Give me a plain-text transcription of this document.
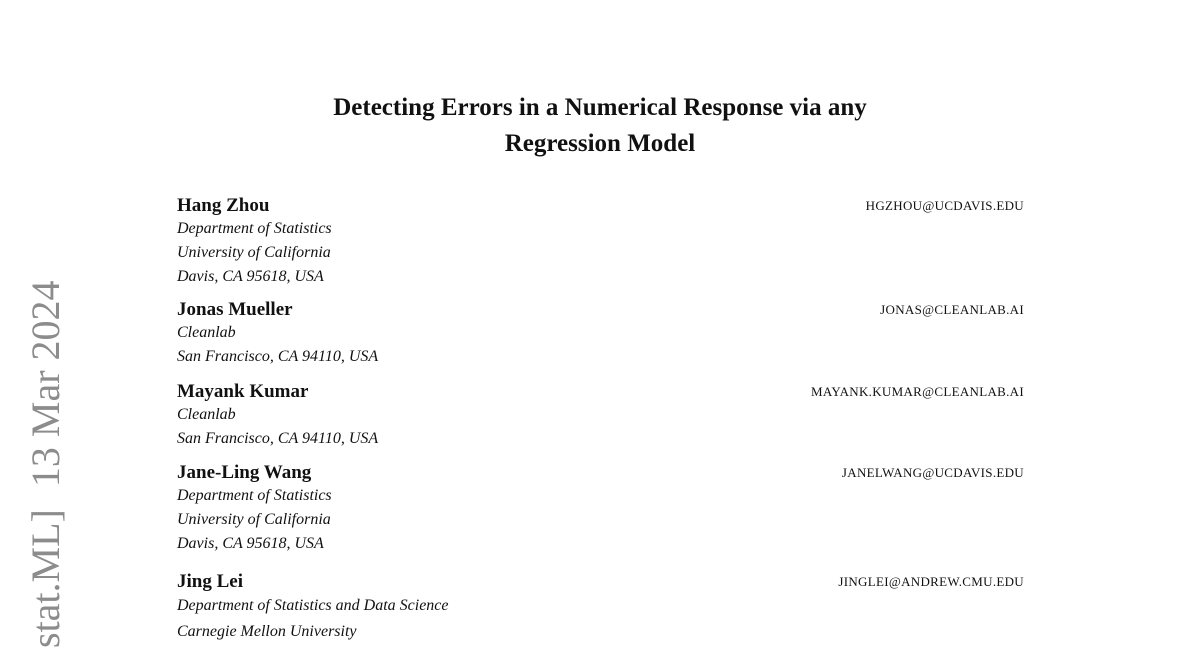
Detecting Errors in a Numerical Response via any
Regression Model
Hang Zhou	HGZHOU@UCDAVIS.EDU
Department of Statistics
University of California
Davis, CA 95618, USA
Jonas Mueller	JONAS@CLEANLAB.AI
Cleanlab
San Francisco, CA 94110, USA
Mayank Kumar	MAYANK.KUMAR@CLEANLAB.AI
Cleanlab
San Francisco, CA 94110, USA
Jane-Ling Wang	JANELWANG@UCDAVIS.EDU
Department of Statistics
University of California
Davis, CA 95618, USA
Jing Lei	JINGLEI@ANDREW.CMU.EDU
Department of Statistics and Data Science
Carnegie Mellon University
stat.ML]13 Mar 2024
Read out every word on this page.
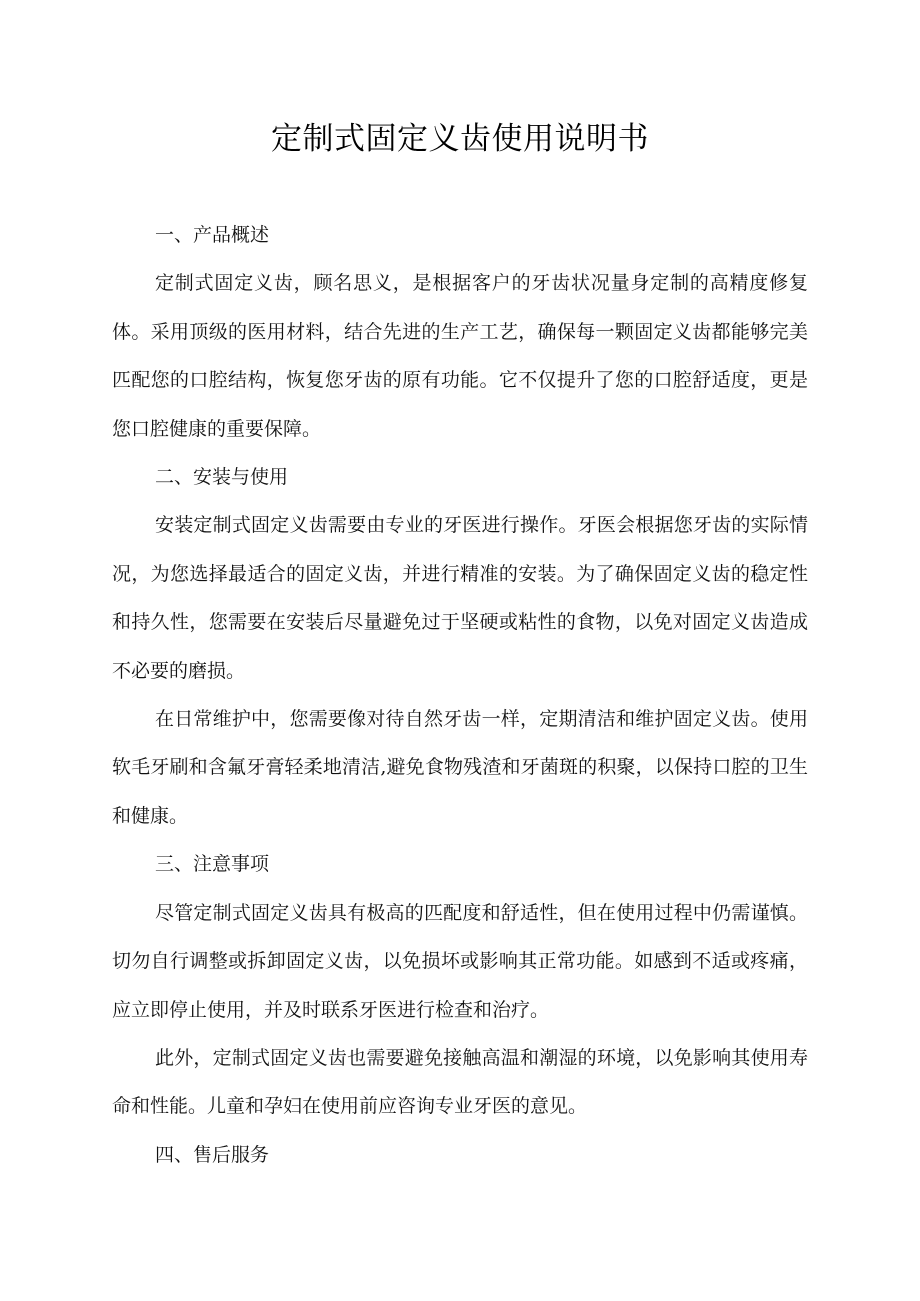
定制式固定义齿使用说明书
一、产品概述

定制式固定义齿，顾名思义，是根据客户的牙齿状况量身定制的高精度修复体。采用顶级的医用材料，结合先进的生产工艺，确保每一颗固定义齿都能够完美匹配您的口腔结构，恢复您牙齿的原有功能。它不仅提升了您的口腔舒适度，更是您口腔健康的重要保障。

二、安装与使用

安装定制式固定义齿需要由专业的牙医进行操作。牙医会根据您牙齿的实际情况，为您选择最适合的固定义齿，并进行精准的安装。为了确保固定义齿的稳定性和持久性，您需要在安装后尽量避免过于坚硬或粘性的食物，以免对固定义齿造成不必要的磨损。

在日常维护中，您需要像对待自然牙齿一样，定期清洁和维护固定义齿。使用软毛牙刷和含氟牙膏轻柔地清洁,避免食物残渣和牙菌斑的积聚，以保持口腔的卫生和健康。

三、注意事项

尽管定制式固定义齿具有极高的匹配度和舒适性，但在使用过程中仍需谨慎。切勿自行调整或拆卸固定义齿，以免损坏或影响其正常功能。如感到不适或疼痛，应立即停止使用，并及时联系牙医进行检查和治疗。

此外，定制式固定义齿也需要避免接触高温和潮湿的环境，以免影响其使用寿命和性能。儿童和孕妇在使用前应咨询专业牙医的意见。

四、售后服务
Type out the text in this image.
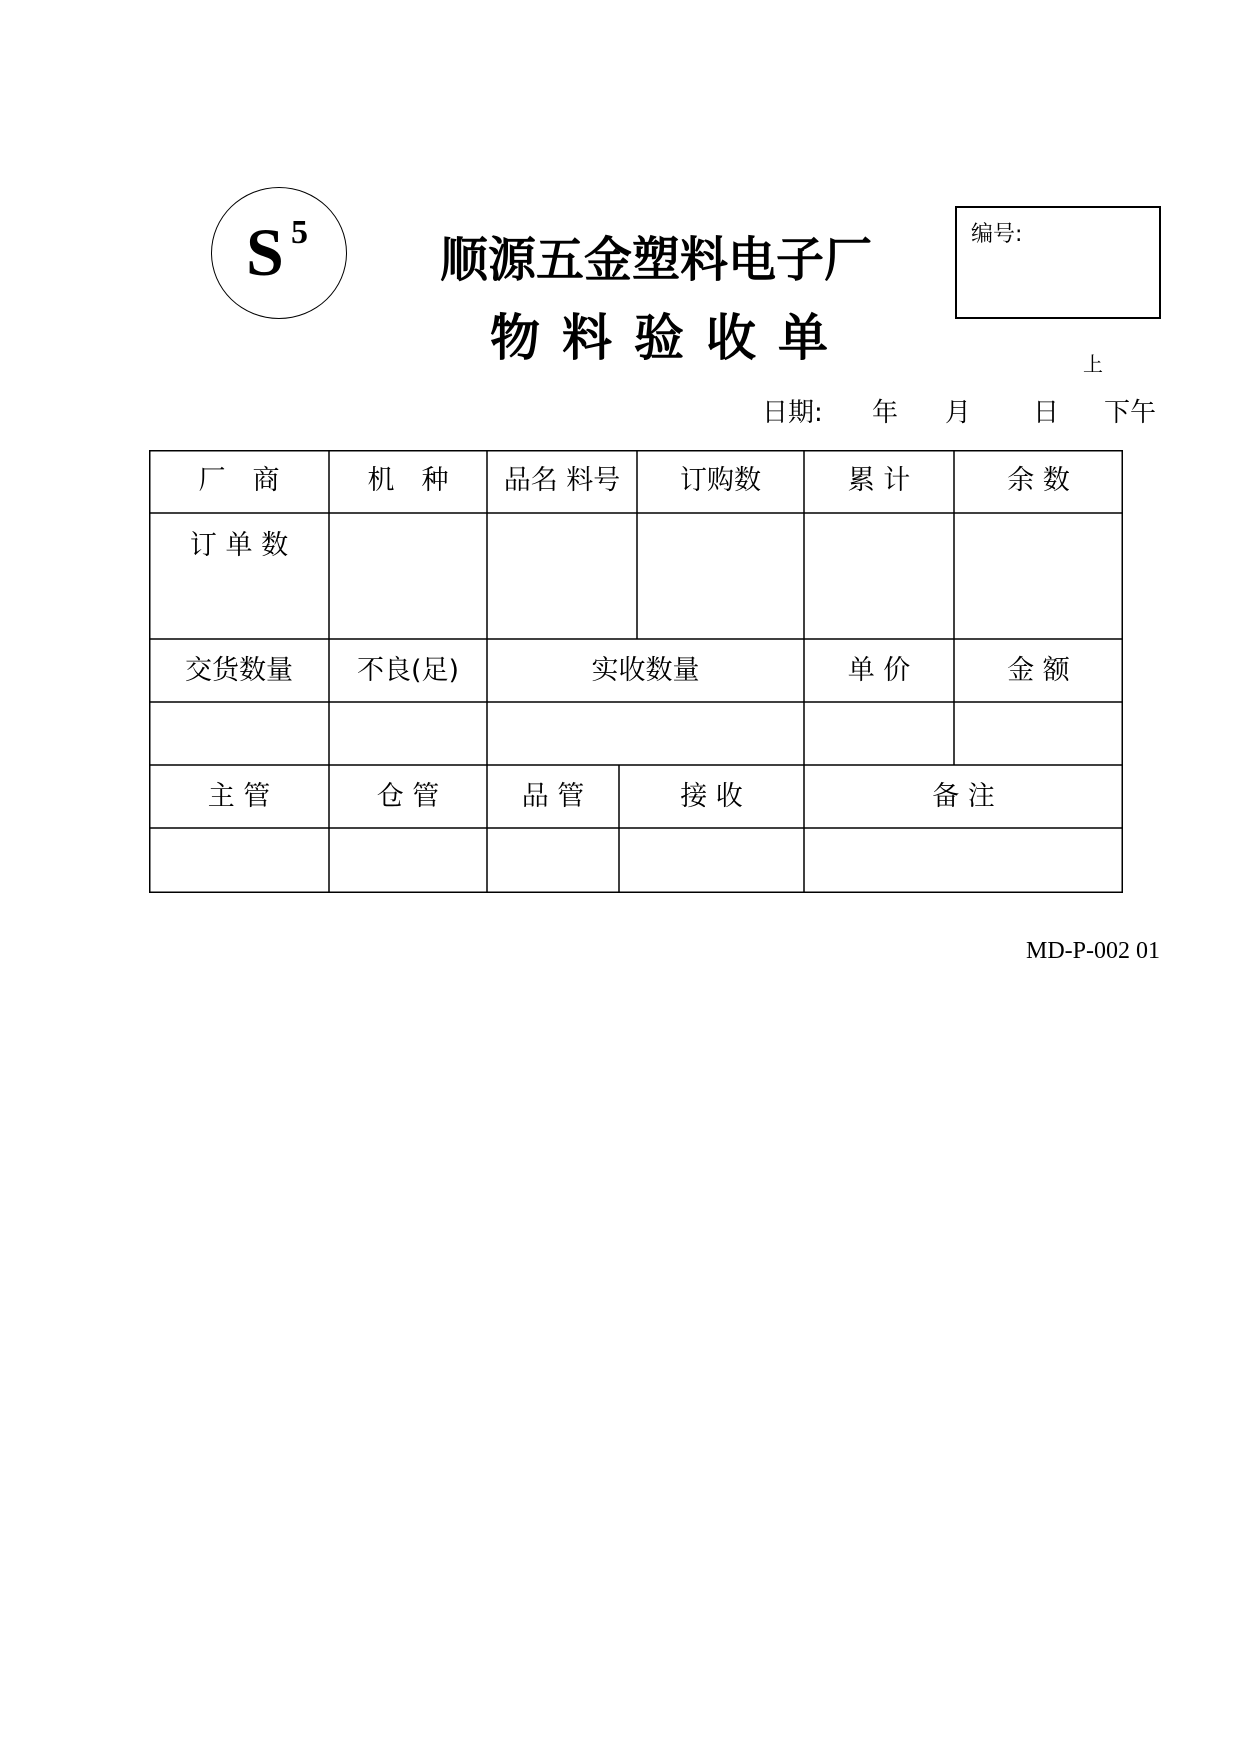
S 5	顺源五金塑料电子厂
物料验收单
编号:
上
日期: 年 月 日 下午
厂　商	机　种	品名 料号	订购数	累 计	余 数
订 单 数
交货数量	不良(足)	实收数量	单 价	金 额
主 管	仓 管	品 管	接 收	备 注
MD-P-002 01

What is required ::
Output only these lines, word for word: the line containing "Type out the text in this image." and every line after it through the last line of the data. Omit the pictures.

Final result ::
Type out the text in this image.
S 5	顺源五金塑料电子厂
物料验收单
编号:
上
日期: 年 月 日 下午
厂　商	机　种	品名 料号	订购数	累 计	余 数
订 单 数
交货数量	不良(足)	实收数量	单 价	金 额
主 管	仓 管	品 管	接 收	备 注
MD-P-002 01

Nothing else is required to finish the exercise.